(Records that describe figures)
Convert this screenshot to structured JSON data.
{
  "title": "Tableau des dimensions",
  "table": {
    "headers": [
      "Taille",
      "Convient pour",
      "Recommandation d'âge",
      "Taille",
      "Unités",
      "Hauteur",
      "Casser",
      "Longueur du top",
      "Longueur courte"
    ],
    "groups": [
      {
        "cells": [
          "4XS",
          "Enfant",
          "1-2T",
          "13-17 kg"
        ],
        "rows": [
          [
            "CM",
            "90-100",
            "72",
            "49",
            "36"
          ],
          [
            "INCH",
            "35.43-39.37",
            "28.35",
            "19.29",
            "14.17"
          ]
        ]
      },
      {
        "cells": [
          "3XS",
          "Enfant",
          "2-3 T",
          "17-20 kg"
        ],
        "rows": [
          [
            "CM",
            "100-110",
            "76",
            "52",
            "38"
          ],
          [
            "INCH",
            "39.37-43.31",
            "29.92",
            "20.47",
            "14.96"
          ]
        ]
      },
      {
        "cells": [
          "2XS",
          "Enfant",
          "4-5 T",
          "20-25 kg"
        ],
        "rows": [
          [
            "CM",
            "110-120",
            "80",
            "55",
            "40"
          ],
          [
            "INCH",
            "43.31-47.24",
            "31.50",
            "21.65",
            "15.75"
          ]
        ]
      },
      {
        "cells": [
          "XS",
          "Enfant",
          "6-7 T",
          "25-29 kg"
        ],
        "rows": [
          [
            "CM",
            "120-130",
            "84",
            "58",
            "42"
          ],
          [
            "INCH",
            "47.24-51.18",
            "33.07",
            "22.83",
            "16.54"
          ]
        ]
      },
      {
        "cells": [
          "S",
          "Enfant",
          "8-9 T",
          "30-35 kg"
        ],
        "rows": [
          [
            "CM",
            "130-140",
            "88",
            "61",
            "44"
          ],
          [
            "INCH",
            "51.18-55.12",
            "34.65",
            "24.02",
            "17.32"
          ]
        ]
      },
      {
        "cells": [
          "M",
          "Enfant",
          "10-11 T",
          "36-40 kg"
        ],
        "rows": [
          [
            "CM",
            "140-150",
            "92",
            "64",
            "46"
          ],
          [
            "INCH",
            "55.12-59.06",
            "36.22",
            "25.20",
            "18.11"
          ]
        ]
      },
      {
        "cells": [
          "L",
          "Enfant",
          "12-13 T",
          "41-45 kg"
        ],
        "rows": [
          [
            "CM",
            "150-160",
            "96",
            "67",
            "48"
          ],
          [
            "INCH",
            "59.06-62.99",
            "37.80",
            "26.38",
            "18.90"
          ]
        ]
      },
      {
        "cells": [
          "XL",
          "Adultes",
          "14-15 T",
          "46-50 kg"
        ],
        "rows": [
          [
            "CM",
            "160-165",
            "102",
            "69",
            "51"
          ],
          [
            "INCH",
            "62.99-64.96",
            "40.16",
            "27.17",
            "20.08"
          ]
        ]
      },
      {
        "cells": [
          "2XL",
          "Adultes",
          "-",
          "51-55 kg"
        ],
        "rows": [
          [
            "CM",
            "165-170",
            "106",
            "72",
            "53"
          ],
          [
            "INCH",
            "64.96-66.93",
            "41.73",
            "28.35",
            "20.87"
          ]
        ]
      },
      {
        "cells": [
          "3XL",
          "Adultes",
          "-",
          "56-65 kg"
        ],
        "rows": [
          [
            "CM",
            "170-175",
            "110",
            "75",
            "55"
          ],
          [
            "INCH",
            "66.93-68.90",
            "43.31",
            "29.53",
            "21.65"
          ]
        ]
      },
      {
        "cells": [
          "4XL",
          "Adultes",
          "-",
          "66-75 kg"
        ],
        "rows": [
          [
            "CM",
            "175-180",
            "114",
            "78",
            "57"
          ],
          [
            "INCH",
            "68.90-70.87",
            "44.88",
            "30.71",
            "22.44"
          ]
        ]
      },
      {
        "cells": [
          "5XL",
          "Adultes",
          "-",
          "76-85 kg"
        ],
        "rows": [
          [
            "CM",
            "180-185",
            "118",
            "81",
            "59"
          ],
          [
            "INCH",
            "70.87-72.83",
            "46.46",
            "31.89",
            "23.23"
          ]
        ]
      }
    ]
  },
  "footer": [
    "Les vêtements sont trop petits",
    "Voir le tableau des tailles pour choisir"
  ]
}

SHORT TASK: All records above must be set down exactly, please.

ANSWER TO THIS EXERCISE:
Convert this screenshot to structured JSON data.
{
  "title": "Tableau des dimensions",
  "table": {
    "headers": [
      "Taille",
      "Convient pour",
      "Recommandation d'âge",
      "Taille",
      "Unités",
      "Hauteur",
      "Casser",
      "Longueur du top",
      "Longueur courte"
    ],
    "groups": [
      {
        "cells": [
          "4XS",
          "Enfant",
          "1-2T",
          "13-17 kg"
        ],
        "rows": [
          [
            "CM",
            "90-100",
            "72",
            "49",
            "36"
          ],
          [
            "INCH",
            "35.43-39.37",
            "28.35",
            "19.29",
            "14.17"
          ]
        ]
      },
      {
        "cells": [
          "3XS",
          "Enfant",
          "2-3 T",
          "17-20 kg"
        ],
        "rows": [
          [
            "CM",
            "100-110",
            "76",
            "52",
            "38"
          ],
          [
            "INCH",
            "39.37-43.31",
            "29.92",
            "20.47",
            "14.96"
          ]
        ]
      },
      {
        "cells": [
          "2XS",
          "Enfant",
          "4-5 T",
          "20-25 kg"
        ],
        "rows": [
          [
            "CM",
            "110-120",
            "80",
            "55",
            "40"
          ],
          [
            "INCH",
            "43.31-47.24",
            "31.50",
            "21.65",
            "15.75"
          ]
        ]
      },
      {
        "cells": [
          "XS",
          "Enfant",
          "6-7 T",
          "25-29 kg"
        ],
        "rows": [
          [
            "CM",
            "120-130",
            "84",
            "58",
            "42"
          ],
          [
            "INCH",
            "47.24-51.18",
            "33.07",
            "22.83",
            "16.54"
          ]
        ]
      },
      {
        "cells": [
          "S",
          "Enfant",
          "8-9 T",
          "30-35 kg"
        ],
        "rows": [
          [
            "CM",
            "130-140",
            "88",
            "61",
            "44"
          ],
          [
            "INCH",
            "51.18-55.12",
            "34.65",
            "24.02",
            "17.32"
          ]
        ]
      },
      {
        "cells": [
          "M",
          "Enfant",
          "10-11 T",
          "36-40 kg"
        ],
        "rows": [
          [
            "CM",
            "140-150",
            "92",
            "64",
            "46"
          ],
          [
            "INCH",
            "55.12-59.06",
            "36.22",
            "25.20",
            "18.11"
          ]
        ]
      },
      {
        "cells": [
          "L",
          "Enfant",
          "12-13 T",
          "41-45 kg"
        ],
        "rows": [
          [
            "CM",
            "150-160",
            "96",
            "67",
            "48"
          ],
          [
            "INCH",
            "59.06-62.99",
            "37.80",
            "26.38",
            "18.90"
          ]
        ]
      },
      {
        "cells": [
          "XL",
          "Adultes",
          "14-15 T",
          "46-50 kg"
        ],
        "rows": [
          [
            "CM",
            "160-165",
            "102",
            "69",
            "51"
          ],
          [
            "INCH",
            "62.99-64.96",
            "40.16",
            "27.17",
            "20.08"
          ]
        ]
      },
      {
        "cells": [
          "2XL",
          "Adultes",
          "-",
          "51-55 kg"
        ],
        "rows": [
          [
            "CM",
            "165-170",
            "106",
            "72",
            "53"
          ],
          [
            "INCH",
            "64.96-66.93",
            "41.73",
            "28.35",
            "20.87"
          ]
        ]
      },
      {
        "cells": [
          "3XL",
          "Adultes",
          "-",
          "56-65 kg"
        ],
        "rows": [
          [
            "CM",
            "170-175",
            "110",
            "75",
            "55"
          ],
          [
            "INCH",
            "66.93-68.90",
            "43.31",
            "29.53",
            "21.65"
          ]
        ]
      },
      {
        "cells": [
          "4XL",
          "Adultes",
          "-",
          "66-75 kg"
        ],
        "rows": [
          [
            "CM",
            "175-180",
            "114",
            "78",
            "57"
          ],
          [
            "INCH",
            "68.90-70.87",
            "44.88",
            "30.71",
            "22.44"
          ]
        ]
      },
      {
        "cells": [
          "5XL",
          "Adultes",
          "-",
          "76-85 kg"
        ],
        "rows": [
          [
            "CM",
            "180-185",
            "118",
            "81",
            "59"
          ],
          [
            "INCH",
            "70.87-72.83",
            "46.46",
            "31.89",
            "23.23"
          ]
        ]
      }
    ]
  },
  "footer": [
    "Les vêtements sont trop petits",
    "Voir le tableau des tailles pour choisir"
  ]
}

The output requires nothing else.